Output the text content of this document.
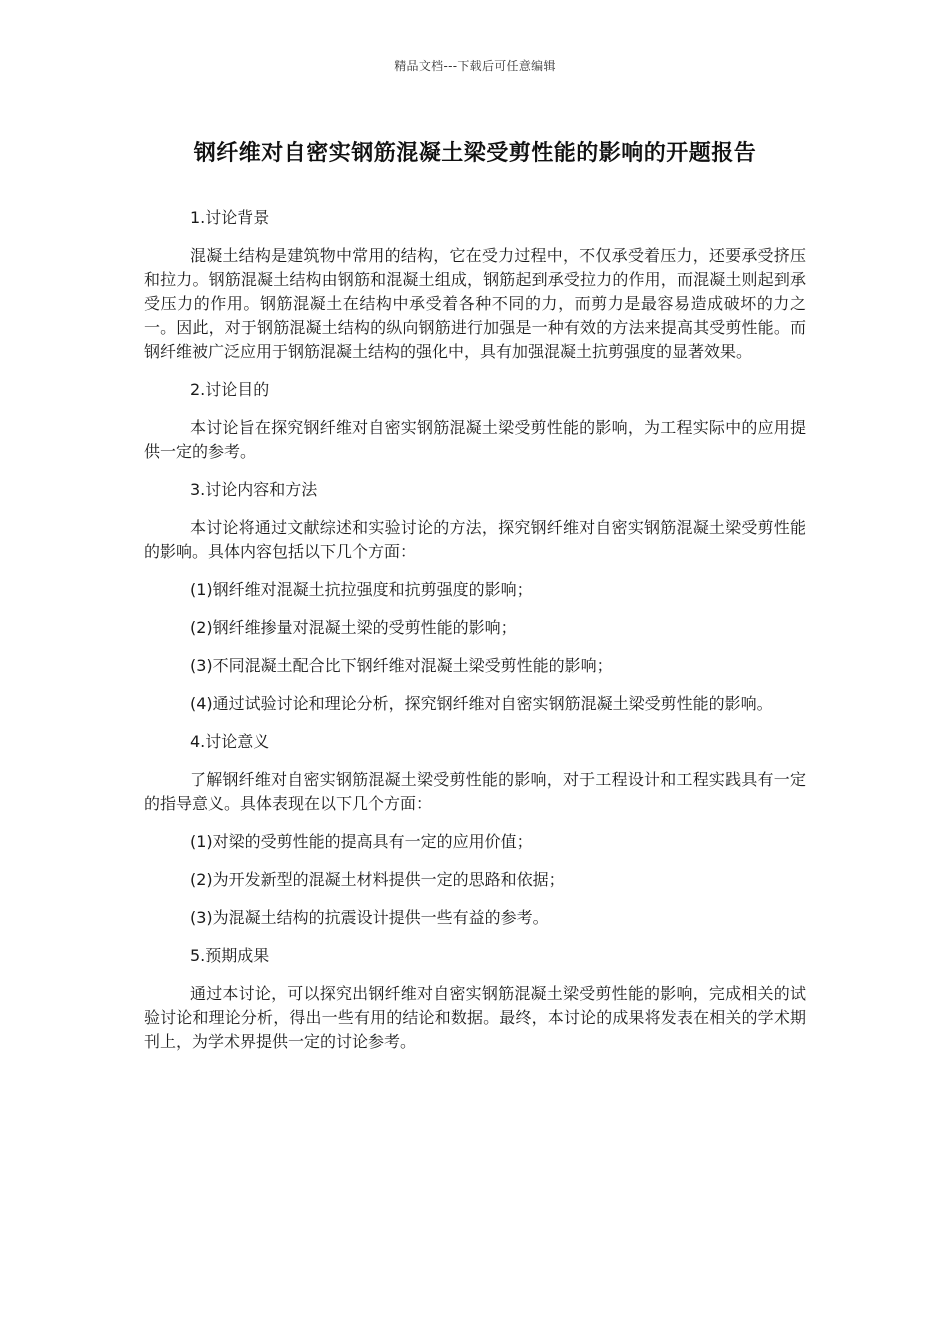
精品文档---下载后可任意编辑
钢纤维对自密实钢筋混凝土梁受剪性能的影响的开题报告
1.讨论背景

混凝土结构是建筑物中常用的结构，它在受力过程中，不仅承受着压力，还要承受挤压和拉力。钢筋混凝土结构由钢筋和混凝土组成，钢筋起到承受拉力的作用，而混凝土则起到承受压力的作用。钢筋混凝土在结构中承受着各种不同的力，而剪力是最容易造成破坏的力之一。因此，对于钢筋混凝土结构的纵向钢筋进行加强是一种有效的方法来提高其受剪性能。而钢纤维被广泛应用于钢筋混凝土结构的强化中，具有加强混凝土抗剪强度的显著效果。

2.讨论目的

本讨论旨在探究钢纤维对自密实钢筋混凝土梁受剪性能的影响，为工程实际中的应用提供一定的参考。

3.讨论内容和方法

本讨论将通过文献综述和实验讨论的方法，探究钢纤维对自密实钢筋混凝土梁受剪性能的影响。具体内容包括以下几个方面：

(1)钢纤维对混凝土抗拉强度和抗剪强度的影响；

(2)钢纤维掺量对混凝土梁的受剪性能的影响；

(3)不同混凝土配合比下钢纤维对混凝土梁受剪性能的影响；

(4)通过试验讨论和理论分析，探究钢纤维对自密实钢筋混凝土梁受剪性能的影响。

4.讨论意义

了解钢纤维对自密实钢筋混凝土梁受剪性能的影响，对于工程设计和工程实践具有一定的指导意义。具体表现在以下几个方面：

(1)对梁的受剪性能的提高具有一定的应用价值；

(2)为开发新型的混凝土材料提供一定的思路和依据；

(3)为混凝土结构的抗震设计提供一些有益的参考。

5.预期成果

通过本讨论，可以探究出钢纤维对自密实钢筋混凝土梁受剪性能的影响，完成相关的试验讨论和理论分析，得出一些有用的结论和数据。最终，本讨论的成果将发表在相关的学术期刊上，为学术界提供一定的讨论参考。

Work required: Using the material above, return every line exactly as it appears, minus the pictures.

Solution for this problem:
Output the text content of this document.
精品文档---下载后可任意编辑
钢纤维对自密实钢筋混凝土梁受剪性能的影响的开题报告
1.讨论背景

混凝土结构是建筑物中常用的结构，它在受力过程中，不仅承受着压力，还要承受挤压和拉力。钢筋混凝土结构由钢筋和混凝土组成，钢筋起到承受拉力的作用，而混凝土则起到承受压力的作用。钢筋混凝土在结构中承受着各种不同的力，而剪力是最容易造成破坏的力之一。因此，对于钢筋混凝土结构的纵向钢筋进行加强是一种有效的方法来提高其受剪性能。而钢纤维被广泛应用于钢筋混凝土结构的强化中，具有加强混凝土抗剪强度的显著效果。

2.讨论目的

本讨论旨在探究钢纤维对自密实钢筋混凝土梁受剪性能的影响，为工程实际中的应用提供一定的参考。

3.讨论内容和方法

本讨论将通过文献综述和实验讨论的方法，探究钢纤维对自密实钢筋混凝土梁受剪性能的影响。具体内容包括以下几个方面：

(1)钢纤维对混凝土抗拉强度和抗剪强度的影响；

(2)钢纤维掺量对混凝土梁的受剪性能的影响；

(3)不同混凝土配合比下钢纤维对混凝土梁受剪性能的影响；

(4)通过试验讨论和理论分析，探究钢纤维对自密实钢筋混凝土梁受剪性能的影响。

4.讨论意义

了解钢纤维对自密实钢筋混凝土梁受剪性能的影响，对于工程设计和工程实践具有一定的指导意义。具体表现在以下几个方面：

(1)对梁的受剪性能的提高具有一定的应用价值；

(2)为开发新型的混凝土材料提供一定的思路和依据；

(3)为混凝土结构的抗震设计提供一些有益的参考。

5.预期成果

通过本讨论，可以探究出钢纤维对自密实钢筋混凝土梁受剪性能的影响，完成相关的试验讨论和理论分析，得出一些有用的结论和数据。最终，本讨论的成果将发表在相关的学术期刊上，为学术界提供一定的讨论参考。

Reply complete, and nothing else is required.